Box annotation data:

## start

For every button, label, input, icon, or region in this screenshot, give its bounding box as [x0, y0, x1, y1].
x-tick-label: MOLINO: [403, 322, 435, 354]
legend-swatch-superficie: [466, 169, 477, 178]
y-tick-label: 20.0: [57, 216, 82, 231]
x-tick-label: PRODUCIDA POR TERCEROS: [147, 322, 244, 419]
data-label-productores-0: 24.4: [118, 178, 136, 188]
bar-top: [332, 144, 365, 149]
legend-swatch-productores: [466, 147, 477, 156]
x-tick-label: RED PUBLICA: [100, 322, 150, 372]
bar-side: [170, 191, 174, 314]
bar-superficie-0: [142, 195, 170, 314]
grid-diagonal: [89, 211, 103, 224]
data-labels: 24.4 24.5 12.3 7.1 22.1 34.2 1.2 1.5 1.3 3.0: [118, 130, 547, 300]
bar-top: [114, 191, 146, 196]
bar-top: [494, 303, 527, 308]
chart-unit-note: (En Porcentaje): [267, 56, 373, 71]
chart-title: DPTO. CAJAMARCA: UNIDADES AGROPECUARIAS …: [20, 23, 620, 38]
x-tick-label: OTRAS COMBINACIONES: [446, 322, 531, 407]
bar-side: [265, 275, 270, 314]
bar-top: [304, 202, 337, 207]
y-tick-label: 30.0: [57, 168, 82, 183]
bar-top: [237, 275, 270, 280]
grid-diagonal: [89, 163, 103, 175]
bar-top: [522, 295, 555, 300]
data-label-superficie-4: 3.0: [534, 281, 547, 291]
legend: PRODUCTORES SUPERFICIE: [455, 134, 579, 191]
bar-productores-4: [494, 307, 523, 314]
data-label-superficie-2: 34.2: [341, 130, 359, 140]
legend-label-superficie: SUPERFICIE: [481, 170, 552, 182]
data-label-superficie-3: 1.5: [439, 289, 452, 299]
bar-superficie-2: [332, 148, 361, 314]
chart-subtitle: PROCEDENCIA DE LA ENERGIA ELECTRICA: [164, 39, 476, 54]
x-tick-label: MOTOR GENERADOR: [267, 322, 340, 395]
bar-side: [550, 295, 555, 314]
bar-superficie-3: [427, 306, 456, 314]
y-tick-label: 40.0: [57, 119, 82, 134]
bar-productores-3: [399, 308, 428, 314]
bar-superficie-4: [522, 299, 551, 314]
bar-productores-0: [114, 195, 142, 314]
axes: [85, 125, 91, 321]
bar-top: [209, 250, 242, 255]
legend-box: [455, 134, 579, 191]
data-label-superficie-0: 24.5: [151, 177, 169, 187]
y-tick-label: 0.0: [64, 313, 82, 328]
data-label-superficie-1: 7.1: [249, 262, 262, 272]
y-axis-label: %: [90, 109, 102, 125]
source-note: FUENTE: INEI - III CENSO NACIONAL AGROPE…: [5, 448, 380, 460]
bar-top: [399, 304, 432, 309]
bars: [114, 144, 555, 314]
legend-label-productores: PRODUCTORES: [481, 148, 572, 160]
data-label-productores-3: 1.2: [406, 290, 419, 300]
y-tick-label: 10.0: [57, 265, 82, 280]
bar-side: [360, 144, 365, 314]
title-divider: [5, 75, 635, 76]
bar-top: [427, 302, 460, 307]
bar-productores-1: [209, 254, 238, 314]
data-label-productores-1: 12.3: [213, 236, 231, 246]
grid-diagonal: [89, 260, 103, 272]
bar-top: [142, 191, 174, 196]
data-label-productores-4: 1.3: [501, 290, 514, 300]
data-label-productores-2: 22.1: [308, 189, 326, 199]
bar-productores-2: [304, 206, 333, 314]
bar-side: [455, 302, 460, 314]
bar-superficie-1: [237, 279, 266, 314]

## end

→ **INSTRUCTIONS FOR THE TASK**
Copy out the rows above again, word for word, starting at the first row and ending at the line that contains "data-label-superficie-0: 24.5: [151, 177, 169, 187]", including that line.

→ **WRITTEN REPLY**
For every button, label, input, icon, or region in this screenshot, give its bounding box as [x0, y0, x1, y1].
x-tick-label: MOLINO: [403, 322, 435, 354]
legend-swatch-superficie: [466, 169, 477, 178]
y-tick-label: 20.0: [57, 216, 82, 231]
x-tick-label: PRODUCIDA POR TERCEROS: [147, 322, 244, 419]
data-label-productores-0: 24.4: [118, 178, 136, 188]
bar-top: [332, 144, 365, 149]
legend-swatch-productores: [466, 147, 477, 156]
x-tick-label: RED PUBLICA: [100, 322, 150, 372]
bar-side: [170, 191, 174, 314]
bar-superficie-0: [142, 195, 170, 314]
grid-diagonal: [89, 211, 103, 224]
data-labels: 24.4 24.5 12.3 7.1 22.1 34.2 1.2 1.5 1.3 3.0: [118, 130, 547, 300]
bar-top: [114, 191, 146, 196]
bar-top: [494, 303, 527, 308]
chart-unit-note: (En Porcentaje): [267, 56, 373, 71]
chart-title: DPTO. CAJAMARCA: UNIDADES AGROPECUARIAS …: [20, 23, 620, 38]
x-tick-label: OTRAS COMBINACIONES: [446, 322, 531, 407]
bar-side: [265, 275, 270, 314]
bar-top: [304, 202, 337, 207]
y-tick-label: 30.0: [57, 168, 82, 183]
bar-top: [237, 275, 270, 280]
grid-diagonal: [89, 163, 103, 175]
bar-top: [522, 295, 555, 300]
data-label-superficie-4: 3.0: [534, 281, 547, 291]
legend: PRODUCTORES SUPERFICIE: [455, 134, 579, 191]
bar-productores-4: [494, 307, 523, 314]
data-label-superficie-2: 34.2: [341, 130, 359, 140]
legend-label-superficie: SUPERFICIE: [481, 170, 552, 182]
data-label-superficie-3: 1.5: [439, 289, 452, 299]
bar-superficie-2: [332, 148, 361, 314]
chart-subtitle: PROCEDENCIA DE LA ENERGIA ELECTRICA: [164, 39, 476, 54]
x-tick-label: MOTOR GENERADOR: [267, 322, 340, 395]
bar-side: [550, 295, 555, 314]
bar-superficie-3: [427, 306, 456, 314]
y-tick-label: 40.0: [57, 119, 82, 134]
bar-productores-3: [399, 308, 428, 314]
bar-superficie-4: [522, 299, 551, 314]
bar-productores-0: [114, 195, 142, 314]
axes: [85, 125, 91, 321]
bar-top: [209, 250, 242, 255]
legend-box: [455, 134, 579, 191]
data-label-superficie-0: 24.5: [151, 177, 169, 187]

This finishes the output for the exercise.